**What the exercise asks**
Copy out every line of the records where the string "голов" occurs.

**Task material**
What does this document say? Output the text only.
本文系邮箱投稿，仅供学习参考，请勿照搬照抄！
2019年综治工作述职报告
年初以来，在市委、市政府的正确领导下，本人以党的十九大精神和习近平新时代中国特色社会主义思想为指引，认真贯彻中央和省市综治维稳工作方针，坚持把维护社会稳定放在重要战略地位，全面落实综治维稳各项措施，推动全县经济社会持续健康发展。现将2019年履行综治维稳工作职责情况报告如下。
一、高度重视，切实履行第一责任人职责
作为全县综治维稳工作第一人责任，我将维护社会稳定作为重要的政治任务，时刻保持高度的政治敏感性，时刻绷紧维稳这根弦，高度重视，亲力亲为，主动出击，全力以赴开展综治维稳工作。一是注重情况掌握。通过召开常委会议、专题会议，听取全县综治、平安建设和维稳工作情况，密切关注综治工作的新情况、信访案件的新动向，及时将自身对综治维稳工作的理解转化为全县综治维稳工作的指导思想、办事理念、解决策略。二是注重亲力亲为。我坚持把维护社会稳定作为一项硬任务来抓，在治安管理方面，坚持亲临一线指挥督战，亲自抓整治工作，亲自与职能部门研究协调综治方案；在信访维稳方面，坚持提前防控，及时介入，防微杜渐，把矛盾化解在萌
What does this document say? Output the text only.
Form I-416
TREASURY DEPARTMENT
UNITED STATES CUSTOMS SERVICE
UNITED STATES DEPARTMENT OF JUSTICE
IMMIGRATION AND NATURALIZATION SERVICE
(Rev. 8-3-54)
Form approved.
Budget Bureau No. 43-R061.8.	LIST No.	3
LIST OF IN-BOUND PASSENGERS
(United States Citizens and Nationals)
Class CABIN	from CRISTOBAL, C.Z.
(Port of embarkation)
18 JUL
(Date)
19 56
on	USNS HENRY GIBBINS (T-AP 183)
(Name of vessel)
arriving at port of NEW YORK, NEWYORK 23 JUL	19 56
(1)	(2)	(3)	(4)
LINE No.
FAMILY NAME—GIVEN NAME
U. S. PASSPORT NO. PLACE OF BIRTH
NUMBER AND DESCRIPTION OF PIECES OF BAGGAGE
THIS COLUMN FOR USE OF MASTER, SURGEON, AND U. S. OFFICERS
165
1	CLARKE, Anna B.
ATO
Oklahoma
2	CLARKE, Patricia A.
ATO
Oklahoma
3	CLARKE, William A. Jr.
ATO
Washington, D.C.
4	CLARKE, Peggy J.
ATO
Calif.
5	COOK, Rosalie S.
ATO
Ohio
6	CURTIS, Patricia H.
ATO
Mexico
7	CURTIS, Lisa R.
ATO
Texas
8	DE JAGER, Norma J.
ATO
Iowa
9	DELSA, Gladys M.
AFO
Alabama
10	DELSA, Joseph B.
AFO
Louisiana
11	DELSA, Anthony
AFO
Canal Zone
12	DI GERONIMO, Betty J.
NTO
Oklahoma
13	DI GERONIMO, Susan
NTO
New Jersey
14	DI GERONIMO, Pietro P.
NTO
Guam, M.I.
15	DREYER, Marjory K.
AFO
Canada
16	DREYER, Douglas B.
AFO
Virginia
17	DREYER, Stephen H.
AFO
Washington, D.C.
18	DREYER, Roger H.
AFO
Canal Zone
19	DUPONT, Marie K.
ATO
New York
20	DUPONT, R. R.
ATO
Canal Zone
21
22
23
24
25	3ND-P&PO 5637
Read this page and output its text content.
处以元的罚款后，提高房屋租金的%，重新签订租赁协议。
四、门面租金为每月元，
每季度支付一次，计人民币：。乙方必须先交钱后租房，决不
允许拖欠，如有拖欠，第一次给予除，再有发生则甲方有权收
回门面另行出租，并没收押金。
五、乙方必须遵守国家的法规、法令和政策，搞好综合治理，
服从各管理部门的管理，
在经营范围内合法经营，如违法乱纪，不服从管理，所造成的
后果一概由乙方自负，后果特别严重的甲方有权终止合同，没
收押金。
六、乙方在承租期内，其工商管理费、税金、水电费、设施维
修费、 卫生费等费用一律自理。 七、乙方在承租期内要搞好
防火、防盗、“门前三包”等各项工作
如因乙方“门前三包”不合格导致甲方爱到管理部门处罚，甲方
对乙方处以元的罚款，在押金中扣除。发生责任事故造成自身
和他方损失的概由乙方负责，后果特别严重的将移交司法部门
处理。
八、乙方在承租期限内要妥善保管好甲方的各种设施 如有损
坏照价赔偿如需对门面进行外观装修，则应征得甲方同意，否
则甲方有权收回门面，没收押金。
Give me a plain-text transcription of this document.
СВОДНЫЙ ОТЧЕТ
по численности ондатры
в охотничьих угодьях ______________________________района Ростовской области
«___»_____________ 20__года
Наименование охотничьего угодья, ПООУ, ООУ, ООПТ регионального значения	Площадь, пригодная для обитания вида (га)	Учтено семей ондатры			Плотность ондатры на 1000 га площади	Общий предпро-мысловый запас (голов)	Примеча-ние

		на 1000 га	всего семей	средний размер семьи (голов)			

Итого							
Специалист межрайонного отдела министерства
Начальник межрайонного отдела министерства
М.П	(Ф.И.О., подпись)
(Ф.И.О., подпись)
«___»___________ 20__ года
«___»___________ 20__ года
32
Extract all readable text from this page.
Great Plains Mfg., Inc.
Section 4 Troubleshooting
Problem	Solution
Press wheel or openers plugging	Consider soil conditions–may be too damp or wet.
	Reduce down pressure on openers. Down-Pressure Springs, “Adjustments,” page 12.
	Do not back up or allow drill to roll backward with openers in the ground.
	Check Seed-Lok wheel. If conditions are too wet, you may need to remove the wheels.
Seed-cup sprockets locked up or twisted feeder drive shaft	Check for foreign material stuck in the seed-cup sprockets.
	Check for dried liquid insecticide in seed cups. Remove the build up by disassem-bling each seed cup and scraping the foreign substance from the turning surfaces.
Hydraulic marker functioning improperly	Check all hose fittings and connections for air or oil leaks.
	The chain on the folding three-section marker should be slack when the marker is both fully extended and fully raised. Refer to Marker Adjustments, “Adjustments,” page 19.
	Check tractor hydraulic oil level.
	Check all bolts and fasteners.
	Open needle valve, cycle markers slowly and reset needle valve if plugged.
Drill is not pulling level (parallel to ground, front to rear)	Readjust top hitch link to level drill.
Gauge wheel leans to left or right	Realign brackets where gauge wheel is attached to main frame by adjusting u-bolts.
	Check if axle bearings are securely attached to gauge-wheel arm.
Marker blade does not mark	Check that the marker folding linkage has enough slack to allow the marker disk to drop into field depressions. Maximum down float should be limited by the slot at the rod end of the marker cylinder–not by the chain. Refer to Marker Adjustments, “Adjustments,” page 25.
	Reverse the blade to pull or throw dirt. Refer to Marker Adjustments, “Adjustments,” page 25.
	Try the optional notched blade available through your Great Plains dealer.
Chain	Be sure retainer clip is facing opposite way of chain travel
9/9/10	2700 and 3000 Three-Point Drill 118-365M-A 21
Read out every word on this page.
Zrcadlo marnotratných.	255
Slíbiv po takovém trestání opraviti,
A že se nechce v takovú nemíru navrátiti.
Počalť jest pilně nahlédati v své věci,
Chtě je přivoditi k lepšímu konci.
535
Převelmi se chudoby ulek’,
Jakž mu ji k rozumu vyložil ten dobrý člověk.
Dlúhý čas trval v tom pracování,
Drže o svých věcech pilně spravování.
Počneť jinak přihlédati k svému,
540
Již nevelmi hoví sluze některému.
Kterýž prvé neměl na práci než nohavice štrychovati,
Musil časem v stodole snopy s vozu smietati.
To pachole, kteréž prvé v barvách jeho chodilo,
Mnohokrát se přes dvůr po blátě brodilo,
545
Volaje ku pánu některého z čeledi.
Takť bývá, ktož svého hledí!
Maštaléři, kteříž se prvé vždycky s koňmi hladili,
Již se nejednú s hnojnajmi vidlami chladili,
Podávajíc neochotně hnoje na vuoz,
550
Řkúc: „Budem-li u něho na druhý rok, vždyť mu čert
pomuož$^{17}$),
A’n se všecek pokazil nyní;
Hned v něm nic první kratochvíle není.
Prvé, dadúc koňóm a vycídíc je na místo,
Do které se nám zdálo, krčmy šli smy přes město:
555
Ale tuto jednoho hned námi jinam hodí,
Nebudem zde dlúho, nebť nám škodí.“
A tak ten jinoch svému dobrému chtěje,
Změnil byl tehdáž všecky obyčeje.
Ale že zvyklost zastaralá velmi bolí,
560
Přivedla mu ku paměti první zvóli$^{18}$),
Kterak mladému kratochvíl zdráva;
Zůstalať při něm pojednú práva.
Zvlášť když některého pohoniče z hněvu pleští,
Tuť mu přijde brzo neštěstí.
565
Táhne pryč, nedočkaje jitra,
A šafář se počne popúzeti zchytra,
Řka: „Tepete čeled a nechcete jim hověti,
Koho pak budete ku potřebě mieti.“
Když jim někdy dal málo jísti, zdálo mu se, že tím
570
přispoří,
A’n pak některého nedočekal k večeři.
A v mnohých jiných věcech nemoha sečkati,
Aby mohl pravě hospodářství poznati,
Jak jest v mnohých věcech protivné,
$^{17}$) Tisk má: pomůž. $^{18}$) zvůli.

**Exercise answer**
Наименование охотничьего угодья, ПООУ, ООУ, ООПТ регионального значения	Площадь, пригодная для обитания вида (га)	Учтено семей ондатры			Плотность ондатры на 1000 га площади	Общий предпро-мысловый запас (голов)	Примеча-ние
		на 1000 га	всего семей	средний размер семьи (голов)			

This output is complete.